Request
Report how many lines in the listing below include the word "Suspended". Write nothing besides the number.

Listed records
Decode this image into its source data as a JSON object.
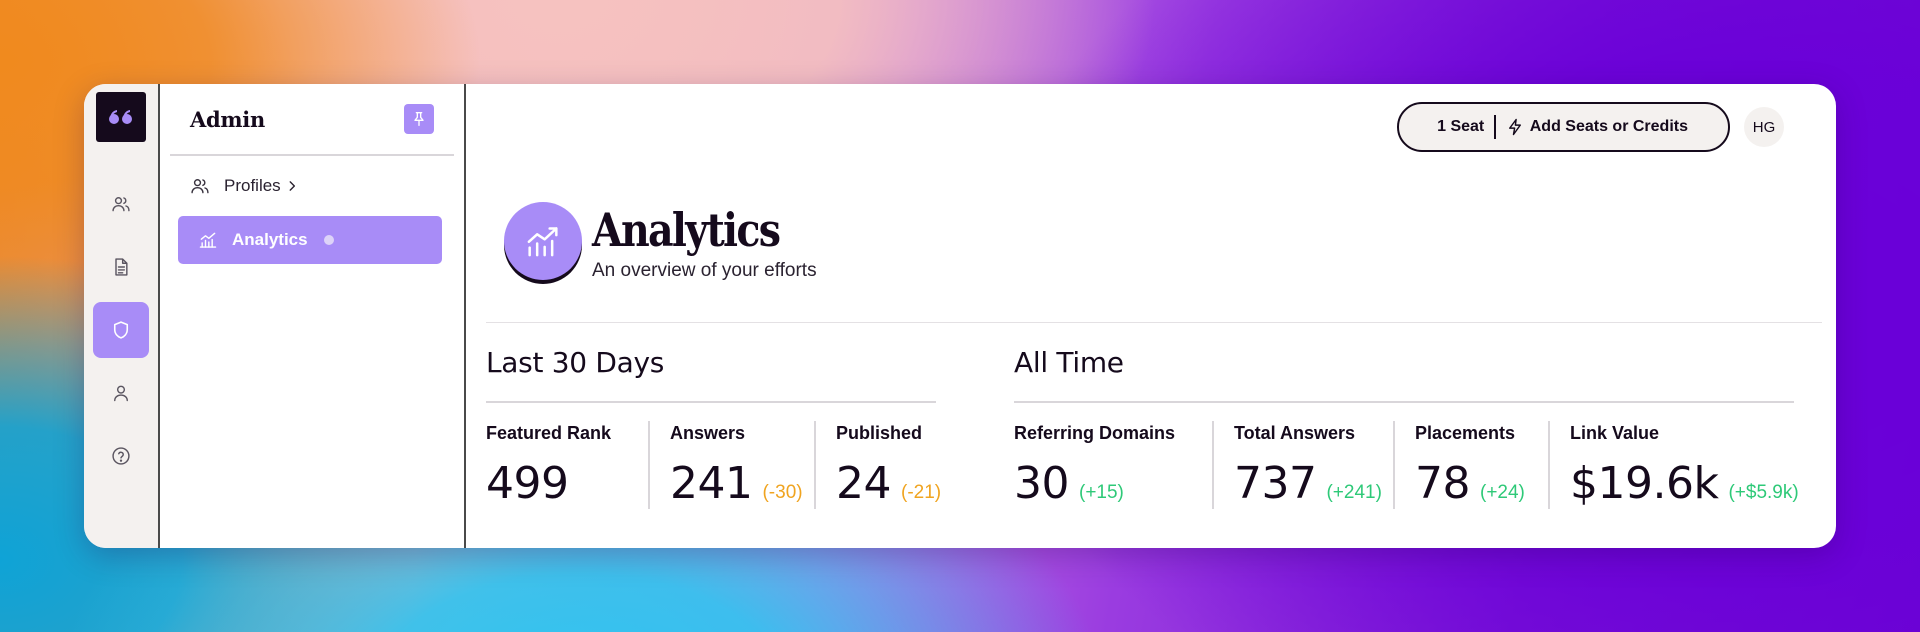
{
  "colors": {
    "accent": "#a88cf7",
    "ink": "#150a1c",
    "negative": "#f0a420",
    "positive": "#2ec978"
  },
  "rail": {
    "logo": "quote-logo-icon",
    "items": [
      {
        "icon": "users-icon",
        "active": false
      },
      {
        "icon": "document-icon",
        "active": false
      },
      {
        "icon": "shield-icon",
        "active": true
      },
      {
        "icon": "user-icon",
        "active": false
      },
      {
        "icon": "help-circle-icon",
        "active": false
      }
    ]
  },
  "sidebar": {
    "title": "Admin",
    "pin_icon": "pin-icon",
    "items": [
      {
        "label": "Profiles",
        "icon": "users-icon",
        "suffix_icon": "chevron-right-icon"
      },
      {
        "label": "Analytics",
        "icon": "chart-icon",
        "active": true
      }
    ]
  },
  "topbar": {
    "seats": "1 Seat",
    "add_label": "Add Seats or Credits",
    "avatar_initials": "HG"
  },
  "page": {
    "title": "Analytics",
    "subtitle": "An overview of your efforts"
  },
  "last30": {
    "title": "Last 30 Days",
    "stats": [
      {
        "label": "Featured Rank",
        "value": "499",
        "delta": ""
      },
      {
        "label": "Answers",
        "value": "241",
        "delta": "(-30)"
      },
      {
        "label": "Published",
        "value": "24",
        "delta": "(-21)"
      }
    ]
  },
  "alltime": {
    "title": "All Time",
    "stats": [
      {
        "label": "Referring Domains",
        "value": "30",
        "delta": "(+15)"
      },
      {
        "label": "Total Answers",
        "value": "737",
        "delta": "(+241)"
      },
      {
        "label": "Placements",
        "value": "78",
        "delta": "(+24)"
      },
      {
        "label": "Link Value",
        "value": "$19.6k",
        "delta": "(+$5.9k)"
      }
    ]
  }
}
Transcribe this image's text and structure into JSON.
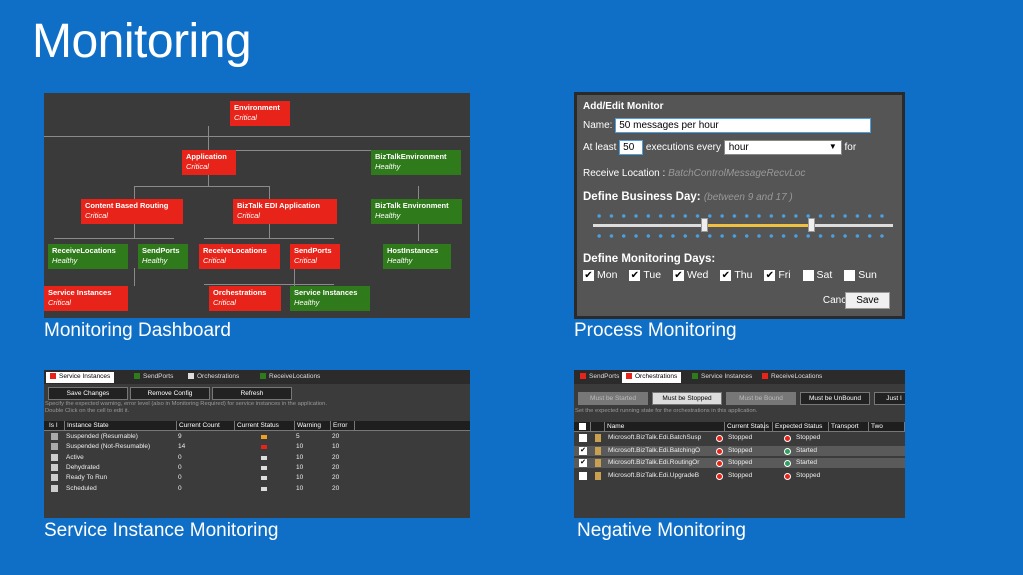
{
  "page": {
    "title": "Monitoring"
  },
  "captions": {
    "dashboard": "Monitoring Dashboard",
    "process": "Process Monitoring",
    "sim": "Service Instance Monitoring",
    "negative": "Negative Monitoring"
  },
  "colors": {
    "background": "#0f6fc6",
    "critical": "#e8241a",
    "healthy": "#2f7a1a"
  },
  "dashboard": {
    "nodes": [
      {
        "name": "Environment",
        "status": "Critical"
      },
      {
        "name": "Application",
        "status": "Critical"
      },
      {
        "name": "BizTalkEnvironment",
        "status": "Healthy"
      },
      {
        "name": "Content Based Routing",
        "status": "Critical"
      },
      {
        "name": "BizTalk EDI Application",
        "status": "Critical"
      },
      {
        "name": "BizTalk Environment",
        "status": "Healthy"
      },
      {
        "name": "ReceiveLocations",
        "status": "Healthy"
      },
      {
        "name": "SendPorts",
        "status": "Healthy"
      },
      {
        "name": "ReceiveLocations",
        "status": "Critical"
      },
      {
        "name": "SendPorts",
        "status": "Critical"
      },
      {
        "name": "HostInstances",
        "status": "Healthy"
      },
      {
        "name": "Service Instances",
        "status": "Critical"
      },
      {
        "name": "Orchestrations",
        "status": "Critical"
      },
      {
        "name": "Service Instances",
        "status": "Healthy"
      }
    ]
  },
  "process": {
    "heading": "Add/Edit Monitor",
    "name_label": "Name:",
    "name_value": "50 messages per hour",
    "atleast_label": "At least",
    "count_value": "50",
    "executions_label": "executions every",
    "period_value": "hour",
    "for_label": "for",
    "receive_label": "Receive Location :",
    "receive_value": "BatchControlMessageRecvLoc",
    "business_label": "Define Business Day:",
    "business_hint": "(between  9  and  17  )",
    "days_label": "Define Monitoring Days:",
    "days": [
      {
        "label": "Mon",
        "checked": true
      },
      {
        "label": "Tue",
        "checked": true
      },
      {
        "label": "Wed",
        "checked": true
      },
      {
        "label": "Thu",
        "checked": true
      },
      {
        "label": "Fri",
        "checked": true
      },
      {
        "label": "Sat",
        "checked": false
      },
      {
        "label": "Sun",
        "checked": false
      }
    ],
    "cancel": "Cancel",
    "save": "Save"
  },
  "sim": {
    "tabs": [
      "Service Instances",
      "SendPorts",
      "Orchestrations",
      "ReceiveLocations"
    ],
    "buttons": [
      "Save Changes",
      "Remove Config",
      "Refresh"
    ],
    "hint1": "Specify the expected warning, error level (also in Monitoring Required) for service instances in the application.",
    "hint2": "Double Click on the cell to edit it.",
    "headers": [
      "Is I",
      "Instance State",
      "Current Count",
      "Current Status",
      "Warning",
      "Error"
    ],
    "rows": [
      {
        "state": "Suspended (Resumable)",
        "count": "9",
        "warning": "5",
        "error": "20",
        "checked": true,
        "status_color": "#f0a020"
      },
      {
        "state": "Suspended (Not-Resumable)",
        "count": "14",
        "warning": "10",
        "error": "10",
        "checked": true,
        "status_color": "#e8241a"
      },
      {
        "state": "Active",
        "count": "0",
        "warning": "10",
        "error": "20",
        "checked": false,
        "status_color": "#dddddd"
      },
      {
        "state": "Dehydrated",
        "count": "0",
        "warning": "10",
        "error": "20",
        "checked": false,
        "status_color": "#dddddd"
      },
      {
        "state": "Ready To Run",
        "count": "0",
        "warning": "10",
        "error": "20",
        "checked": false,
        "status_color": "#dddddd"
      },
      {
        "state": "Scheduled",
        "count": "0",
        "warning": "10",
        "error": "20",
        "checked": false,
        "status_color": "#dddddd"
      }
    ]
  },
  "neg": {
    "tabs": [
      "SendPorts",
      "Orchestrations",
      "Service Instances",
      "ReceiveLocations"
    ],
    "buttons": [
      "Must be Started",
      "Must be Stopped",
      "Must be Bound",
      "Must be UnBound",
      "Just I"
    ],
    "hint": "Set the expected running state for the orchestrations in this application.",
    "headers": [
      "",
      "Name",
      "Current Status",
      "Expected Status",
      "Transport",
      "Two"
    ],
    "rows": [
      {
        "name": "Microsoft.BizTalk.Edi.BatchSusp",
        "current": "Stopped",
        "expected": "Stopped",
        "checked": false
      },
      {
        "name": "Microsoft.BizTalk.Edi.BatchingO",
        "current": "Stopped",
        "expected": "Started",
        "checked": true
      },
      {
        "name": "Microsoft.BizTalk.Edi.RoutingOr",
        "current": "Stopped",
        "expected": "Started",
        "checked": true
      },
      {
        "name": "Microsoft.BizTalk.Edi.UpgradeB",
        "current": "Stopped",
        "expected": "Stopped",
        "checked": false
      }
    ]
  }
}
* * *
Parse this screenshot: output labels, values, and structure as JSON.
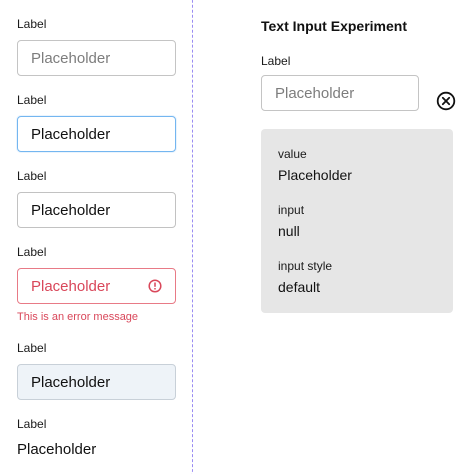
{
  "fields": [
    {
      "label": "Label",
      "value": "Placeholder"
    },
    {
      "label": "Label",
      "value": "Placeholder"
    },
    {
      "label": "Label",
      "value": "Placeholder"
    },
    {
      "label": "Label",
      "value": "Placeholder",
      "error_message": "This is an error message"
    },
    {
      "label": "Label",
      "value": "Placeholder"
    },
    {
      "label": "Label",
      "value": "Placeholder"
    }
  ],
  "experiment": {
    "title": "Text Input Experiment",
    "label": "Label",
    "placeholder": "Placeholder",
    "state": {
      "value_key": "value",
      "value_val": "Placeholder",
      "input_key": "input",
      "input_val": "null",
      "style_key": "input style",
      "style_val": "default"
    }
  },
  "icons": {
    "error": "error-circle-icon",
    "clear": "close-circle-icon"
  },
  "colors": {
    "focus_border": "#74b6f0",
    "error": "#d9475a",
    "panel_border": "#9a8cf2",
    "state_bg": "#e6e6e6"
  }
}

Output of the exercise
2